* Start The records *

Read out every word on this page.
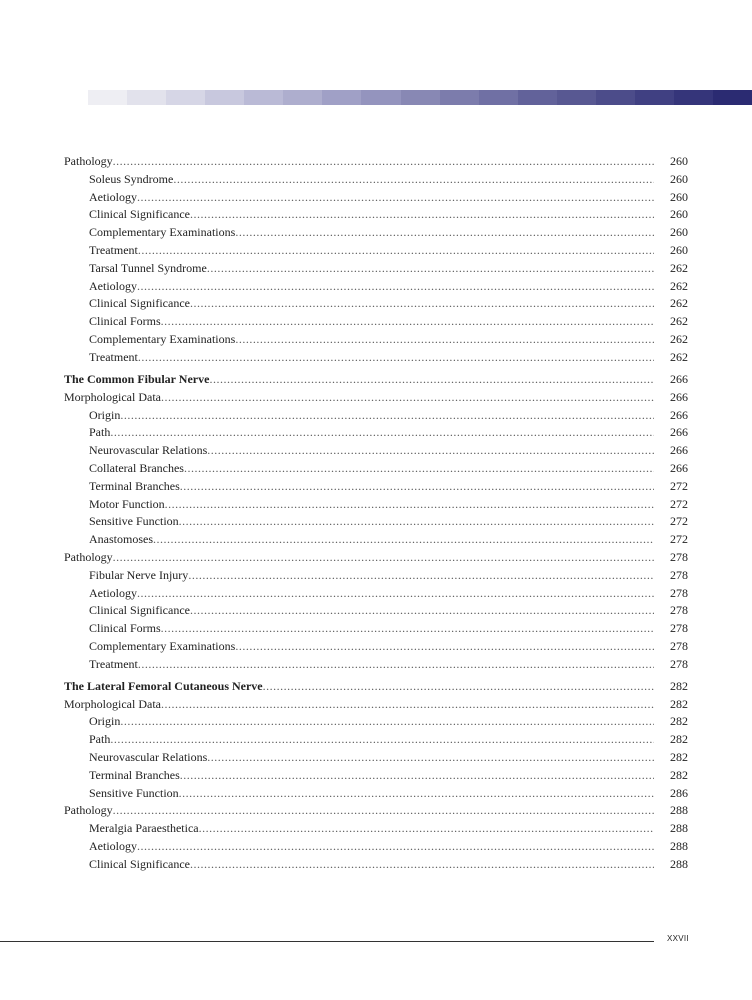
Pathology .....	260
Soleus Syndrome .....	260
Aetiology .....	260
Clinical Significance .....	260
Complementary Examinations .....	260
Treatment .....	260
Tarsal Tunnel Syndrome .....	262
Aetiology .....	262
Clinical Significance .....	262
Clinical Forms .....	262
Complementary Examinations .....	262
Treatment .....	262
The Common Fibular Nerve .....	266
Morphological Data .....	266
Origin .....	266
Path .....	266
Neurovascular Relations .....	266
Collateral Branches .....	266
Terminal Branches .....	272
Motor Function .....	272
Sensitive Function .....	272
Anastomoses .....	272
Pathology .....	278
Fibular Nerve Injury .....	278
Aetiology .....	278
Clinical Significance .....	278
Clinical Forms .....	278
Complementary Examinations .....	278
Treatment .....	278
The Lateral Femoral Cutaneous Nerve .....	282
Morphological Data .....	282
Origin .....	282
Path .....	282
Neurovascular Relations .....	282
Terminal Branches .....	282
Sensitive Function .....	286
Pathology .....	288
Meralgia Paraesthetica .....	288
Aetiology .....	288
Clinical Significance .....	288
XXVII
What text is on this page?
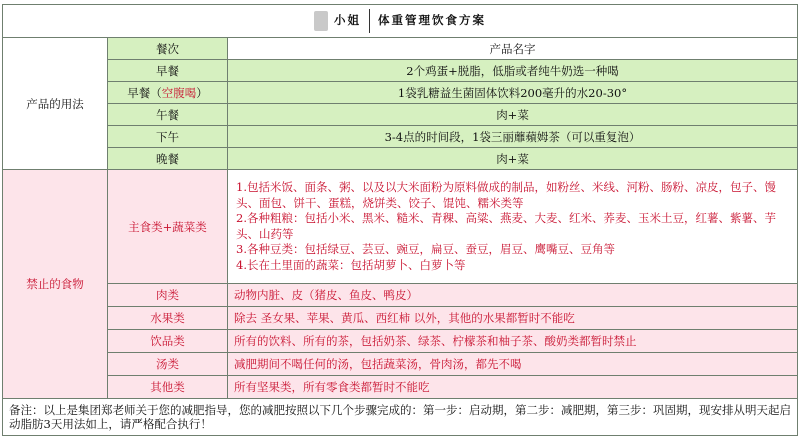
小姐 体重管理饮食方案		
产品的用法	餐次	产品名字
	早餐	2个鸡蛋+脱脂，低脂或者纯牛奶选一种喝
	早餐（空腹喝）	1袋乳糖益生菌固体饮料200毫升的水20-30°
	午餐	肉+菜
	下午	3-4点的时间段，1袋三丽蘼蘋姆茶（可以重复泡）
	晚餐	肉+菜
禁止的食物	主食类+蔬菜类	1.包括米饭、面条、粥、以及以大米面粉为原料做成的制品，如粉丝、米线、河粉、肠粉、凉皮，包子、馒头、面包、饼干、蛋糕，烧饼类、饺子、馄饨、糯米类等
2.各种粗粮：包括小米、黑米、糙米、青稞、高粱、燕麦、大麦、红米、荞麦、玉米土豆，红薯、紫薯、芋头、山药等
3.各种豆类：包括绿豆、芸豆、豌豆，扁豆、蚕豆，眉豆、鹰嘴豆、豆角等
4.长在土里面的蔬菜：包括胡萝卜、白萝卜等

	肉类	动物内脏、皮（猪皮、鱼皮、鸭皮）
	水果类	除去 圣女果、苹果、黄瓜、西红柿 以外，其他的水果都暂时不能吃
	饮品类	所有的饮料、所有的茶，包括奶茶、绿茶、柠檬茶和柚子茶、酸奶类都暂时禁止
	汤类	减肥期间不喝任何的汤，包括蔬菜汤，骨肉汤，都先不喝
	其他类	所有坚果类，所有零食类都暂时不能吃
备注：以上是集团郑老师关于您的减肥指导，您的减肥按照以下几个步骤完成的：第一步：启动期，第二步：减肥期，第三步：巩固期，现安排从明天起启动脂肪3天用法如上，请严格配合执行！		
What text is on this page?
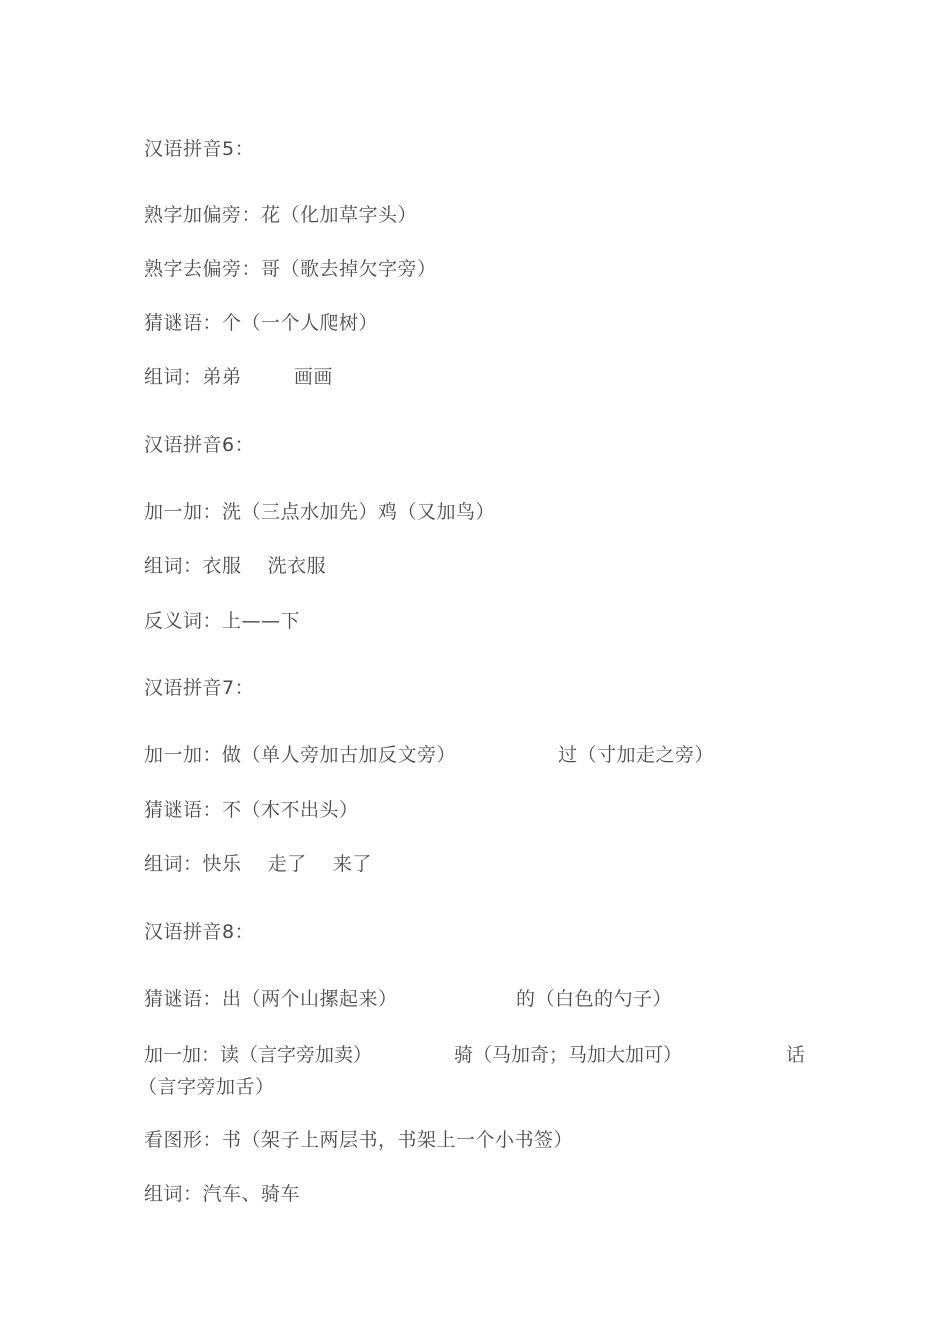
汉语拼音5：
熟字加偏旁：花（化加草字头）
熟字去偏旁：哥（歌去掉欠字旁）
猜谜语：个（一个人爬树）
组词：弟弟        画画
汉语拼音6：
加一加：洗（三点水加先）鸡（又加鸟）
组词：衣服    洗衣服
反义词：上——下
汉语拼音7：
加一加：做（单人旁加古加反文旁）	过（寸加走之旁）
猜谜语：不（木不出头）
组词：快乐    走了    来了
汉语拼音8：
猜谜语：出（两个山摞起来）	的（白色的勺子）
加一加：读（言字旁加卖）	骑（马加奇；马加大加可）	话
（言字旁加舌）
看图形：书（架子上两层书，书架上一个小书签）
组词：汽车、骑车
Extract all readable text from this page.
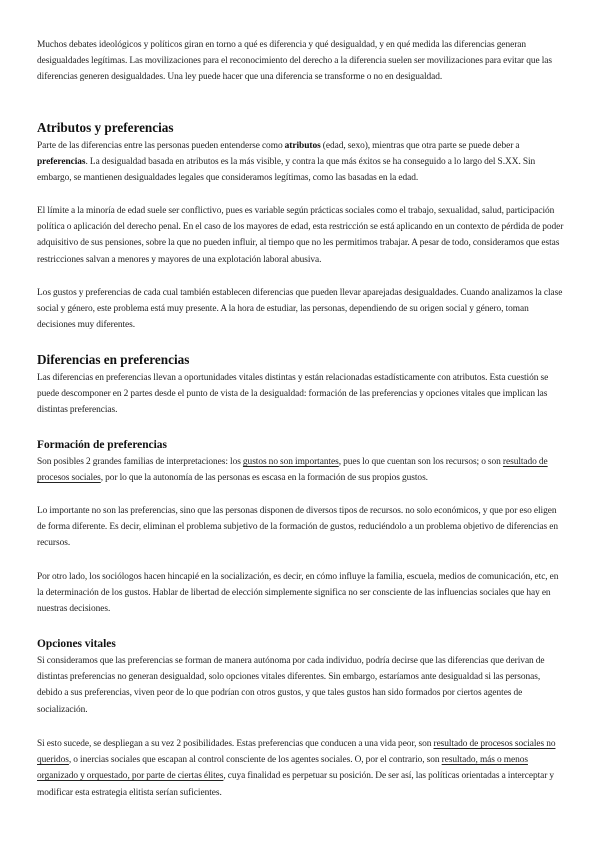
Muchos debates ideológicos y políticos giran en torno a qué es diferencia y qué desigualdad, y en qué medida las diferencias generan desigualdades legítimas. Las movilizaciones para el reconocimiento del derecho a la diferencia suelen ser movilizaciones para evitar que las diferencias generen desigualdades. Una ley puede hacer que una diferencia se transforme o no en desigualdad.

Atributos y preferencias

Parte de las diferencias entre las personas pueden entenderse como atributos (edad, sexo), mientras que otra parte se puede deber a preferencias. La desigualdad basada en atributos es la más visible, y contra la que más éxitos se ha conseguido a lo largo del S.XX. Sin embargo, se mantienen desigualdades legales que consideramos legítimas, como las basadas en la edad.

El límite a la minoría de edad suele ser conflictivo, pues es variable según prácticas sociales como el trabajo, sexualidad, salud, participación política o aplicación del derecho penal. En el caso de los mayores de edad, esta restricción se está aplicando en un contexto de pérdida de poder adquisitivo de sus pensiones, sobre la que no pueden influir, al tiempo que no les permitimos trabajar. A pesar de todo, consideramos que estas restricciones salvan a menores y mayores de una explotación laboral abusiva.

Los gustos y preferencias de cada cual también establecen diferencias que pueden llevar aparejadas desigualdades. Cuando analizamos la clase social y género, este problema está muy presente. A la hora de estudiar, las personas, dependiendo de su origen social y género, toman decisiones muy diferentes.

Diferencias en preferencias

Las diferencias en preferencias llevan a oportunidades vitales distintas y están relacionadas estadísticamente con atributos. Esta cuestión se puede descomponer en 2 partes desde el punto de vista de la desigualdad: formación de las preferencias y opciones vitales que implican las distintas preferencias.

Formación de preferencias

Son posibles 2 grandes familias de interpretaciones: los gustos no son importantes, pues lo que cuentan son los recursos; o son resultado de procesos sociales, por lo que la autonomía de las personas es escasa en la formación de sus propios gustos.

Lo importante no son las preferencias, sino que las personas disponen de diversos tipos de recursos. no solo económicos, y que por eso eligen de forma diferente. Es decir, eliminan el problema subjetivo de la formación de gustos, reduciéndolo a un problema objetivo de diferencias en recursos.

Por otro lado, los sociólogos hacen hincapié en la socialización, es decir, en cómo influye la familia, escuela, medios de comunicación, etc, en la determinación de los gustos. Hablar de libertad de elección simplemente significa no ser consciente de las influencias sociales que hay en nuestras decisiones.

Opciones vitales

Si consideramos que las preferencias se forman de manera autónoma por cada individuo, podría decirse que las diferencias que derivan de distintas preferencias no generan desigualdad, solo opciones vitales diferentes. Sin embargo, estaríamos ante desigualdad si las personas, debido a sus preferencias, viven peor de lo que podrían con otros gustos, y que tales gustos han sido formados por ciertos agentes de socialización.

Si esto sucede, se despliegan a su vez 2 posibilidades. Estas preferencias que conducen a una vida peor, son resultado de procesos sociales no queridos, o inercias sociales que escapan al control consciente de los agentes sociales. O, por el contrario, son resultado, más o menos organizado y orquestado, por parte de ciertas élites, cuya finalidad es perpetuar su posición. De ser así, las políticas orientadas a interceptar y modificar esta estrategia elitista serían suficientes.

* End The records *

__Exercise prompt__
Reproduce the material in its entirety and word for word, without the pictures.

__Exercise output__
Read out every word on this page.
Pathology .....	260
Soleus Syndrome .....	260
Aetiology .....	260
Clinical Significance .....	260
Complementary Examinations .....	260
Treatment .....	260
Tarsal Tunnel Syndrome .....	262
Aetiology .....	262
Clinical Significance .....	262
Clinical Forms .....	262
Complementary Examinations .....	262
Treatment .....	262
The Common Fibular Nerve .....	266
Morphological Data .....	266
Origin .....	266
Path .....	266
Neurovascular Relations .....	266
Collateral Branches .....	266
Terminal Branches .....	272
Motor Function .....	272
Sensitive Function .....	272
Anastomoses .....	272
Pathology .....	278
Fibular Nerve Injury .....	278
Aetiology .....	278
Clinical Significance .....	278
Clinical Forms .....	278
Complementary Examinations .....	278
Treatment .....	278
The Lateral Femoral Cutaneous Nerve .....	282
Morphological Data .....	282
Origin .....	282
Path .....	282
Neurovascular Relations .....	282
Terminal Branches .....	282
Sensitive Function .....	286
Pathology .....	288
Meralgia Paraesthetica .....	288
Aetiology .....	288
Clinical Significance .....	288
XXVII
What text is on this page?
小姐 体重管理饮食方案		
产品的用法	餐次	产品名字
	早餐	2个鸡蛋+脱脂，低脂或者纯牛奶选一种喝
	早餐（空腹喝）	1袋乳糖益生菌固体饮料200毫升的水20-30°
	午餐	肉+菜
	下午	3-4点的时间段，1袋三丽蘼蘋姆茶（可以重复泡）
	晚餐	肉+菜
禁止的食物	主食类+蔬菜类	1.包括米饭、面条、粥、以及以大米面粉为原料做成的制品，如粉丝、米线、河粉、肠粉、凉皮，包子、馒头、面包、饼干、蛋糕，烧饼类、饺子、馄饨、糯米类等
2.各种粗粮：包括小米、黑米、糙米、青稞、高粱、燕麦、大麦、红米、荞麦、玉米土豆，红薯、紫薯、芋头、山药等
3.各种豆类：包括绿豆、芸豆、豌豆，扁豆、蚕豆，眉豆、鹰嘴豆、豆角等
4.长在土里面的蔬菜：包括胡萝卜、白萝卜等

	肉类	动物内脏、皮（猪皮、鱼皮、鸭皮）
	水果类	除去 圣女果、苹果、黄瓜、西红柿 以外，其他的水果都暂时不能吃
	饮品类	所有的饮料、所有的茶，包括奶茶、绿茶、柠檬茶和柚子茶、酸奶类都暂时禁止
	汤类	减肥期间不喝任何的汤，包括蔬菜汤，骨肉汤，都先不喝
	其他类	所有坚果类，所有零食类都暂时不能吃
备注：以上是集团郑老师关于您的减肥指导，您的减肥按照以下几个步骤完成的：第一步：启动期，第二步：减肥期，第三步：巩固期，现安排从明天起启动脂肪3天用法如上，请严格配合执行！		
What text is on this page?
汉语拼音5：
熟字加偏旁：花（化加草字头）
熟字去偏旁：哥（歌去掉欠字旁）
猜谜语：个（一个人爬树）
组词：弟弟        画画
汉语拼音6：
加一加：洗（三点水加先）鸡（又加鸟）
组词：衣服    洗衣服
反义词：上——下
汉语拼音7：
加一加：做（单人旁加古加反文旁）	过（寸加走之旁）
猜谜语：不（木不出头）
组词：快乐    走了    来了
汉语拼音8：
猜谜语：出（两个山摞起来）	的（白色的勺子）
加一加：读（言字旁加卖）	骑（马加奇；马加大加可）	话
（言字旁加舌）
看图形：书（架子上两层书，书架上一个小书签）
组词：汽车、骑车
Extract all readable text from this page.
Muchos debates ideológicos y políticos giran en torno a qué es diferencia y qué desigualdad, y en qué medida las diferencias generan desigualdades legítimas. Las movilizaciones para el reconocimiento del derecho a la diferencia suelen ser movilizaciones para evitar que las diferencias generen desigualdades. Una ley puede hacer que una diferencia se transforme o no en desigualdad.

Atributos y preferencias

Parte de las diferencias entre las personas pueden entenderse como atributos (edad, sexo), mientras que otra parte se puede deber a preferencias. La desigualdad basada en atributos es la más visible, y contra la que más éxitos se ha conseguido a lo largo del S.XX. Sin embargo, se mantienen desigualdades legales que consideramos legítimas, como las basadas en la edad.

El límite a la minoría de edad suele ser conflictivo, pues es variable según prácticas sociales como el trabajo, sexualidad, salud, participación política o aplicación del derecho penal. En el caso de los mayores de edad, esta restricción se está aplicando en un contexto de pérdida de poder adquisitivo de sus pensiones, sobre la que no pueden influir, al tiempo que no les permitimos trabajar. A pesar de todo, consideramos que estas restricciones salvan a menores y mayores de una explotación laboral abusiva.

Los gustos y preferencias de cada cual también establecen diferencias que pueden llevar aparejadas desigualdades. Cuando analizamos la clase social y género, este problema está muy presente. A la hora de estudiar, las personas, dependiendo de su origen social y género, toman decisiones muy diferentes.

Diferencias en preferencias

Las diferencias en preferencias llevan a oportunidades vitales distintas y están relacionadas estadísticamente con atributos. Esta cuestión se puede descomponer en 2 partes desde el punto de vista de la desigualdad: formación de las preferencias y opciones vitales que implican las distintas preferencias.

Formación de preferencias

Son posibles 2 grandes familias de interpretaciones: los gustos no son importantes, pues lo que cuentan son los recursos; o son resultado de procesos sociales, por lo que la autonomía de las personas es escasa en la formación de sus propios gustos.

Lo importante no son las preferencias, sino que las personas disponen de diversos tipos de recursos. no solo económicos, y que por eso eligen de forma diferente. Es decir, eliminan el problema subjetivo de la formación de gustos, reduciéndolo a un problema objetivo de diferencias en recursos.

Por otro lado, los sociólogos hacen hincapié en la socialización, es decir, en cómo influye la familia, escuela, medios de comunicación, etc, en la determinación de los gustos. Hablar de libertad de elección simplemente significa no ser consciente de las influencias sociales que hay en nuestras decisiones.

Opciones vitales

Si consideramos que las preferencias se forman de manera autónoma por cada individuo, podría decirse que las diferencias que derivan de distintas preferencias no generan desigualdad, solo opciones vitales diferentes. Sin embargo, estaríamos ante desigualdad si las personas, debido a sus preferencias, viven peor de lo que podrían con otros gustos, y que tales gustos han sido formados por ciertos agentes de socialización.

Si esto sucede, se despliegan a su vez 2 posibilidades. Estas preferencias que conducen a una vida peor, son resultado de procesos sociales no queridos, o inercias sociales que escapan al control consciente de los agentes sociales. O, por el contrario, son resultado, más o menos organizado y orquestado, por parte de ciertas élites, cuya finalidad es perpetuar su posición. De ser así, las políticas orientadas a interceptar y modificar esta estrategia elitista serían suficientes.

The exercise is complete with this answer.